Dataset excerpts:
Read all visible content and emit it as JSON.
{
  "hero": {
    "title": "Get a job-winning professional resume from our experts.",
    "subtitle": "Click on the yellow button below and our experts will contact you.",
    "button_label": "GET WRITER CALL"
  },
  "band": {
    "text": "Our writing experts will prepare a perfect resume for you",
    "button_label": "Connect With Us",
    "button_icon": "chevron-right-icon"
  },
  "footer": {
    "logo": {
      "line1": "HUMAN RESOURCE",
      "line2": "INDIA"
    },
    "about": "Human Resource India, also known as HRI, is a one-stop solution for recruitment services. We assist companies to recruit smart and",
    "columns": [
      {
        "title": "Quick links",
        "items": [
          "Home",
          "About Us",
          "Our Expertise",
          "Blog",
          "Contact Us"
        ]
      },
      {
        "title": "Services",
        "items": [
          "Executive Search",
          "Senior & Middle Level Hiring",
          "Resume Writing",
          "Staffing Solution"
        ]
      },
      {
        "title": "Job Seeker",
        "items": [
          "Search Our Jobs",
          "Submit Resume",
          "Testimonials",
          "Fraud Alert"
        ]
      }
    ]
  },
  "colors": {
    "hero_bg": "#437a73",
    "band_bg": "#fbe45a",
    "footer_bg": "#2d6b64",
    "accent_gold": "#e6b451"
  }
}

THE TASK:
Retype all of the material, keeping each line exact.

EXERCISE RESULT:
Read all visible content and emit it as JSON.
{
  "hero": {
    "title": "Get a job-winning professional resume from our experts.",
    "subtitle": "Click on the yellow button below and our experts will contact you.",
    "button_label": "GET WRITER CALL"
  },
  "band": {
    "text": "Our writing experts will prepare a perfect resume for you",
    "button_label": "Connect With Us",
    "button_icon": "chevron-right-icon"
  },
  "footer": {
    "logo": {
      "line1": "HUMAN RESOURCE",
      "line2": "INDIA"
    },
    "about": "Human Resource India, also known as HRI, is a one-stop solution for recruitment services. We assist companies to recruit smart and",
    "columns": [
      {
        "title": "Quick links",
        "items": [
          "Home",
          "About Us",
          "Our Expertise",
          "Blog",
          "Contact Us"
        ]
      },
      {
        "title": "Services",
        "items": [
          "Executive Search",
          "Senior & Middle Level Hiring",
          "Resume Writing",
          "Staffing Solution"
        ]
      },
      {
        "title": "Job Seeker",
        "items": [
          "Search Our Jobs",
          "Submit Resume",
          "Testimonials",
          "Fraud Alert"
        ]
      }
    ]
  },
  "colors": {
    "hero_bg": "#437a73",
    "band_bg": "#fbe45a",
    "footer_bg": "#2d6b64",
    "accent_gold": "#e6b451"
  }
}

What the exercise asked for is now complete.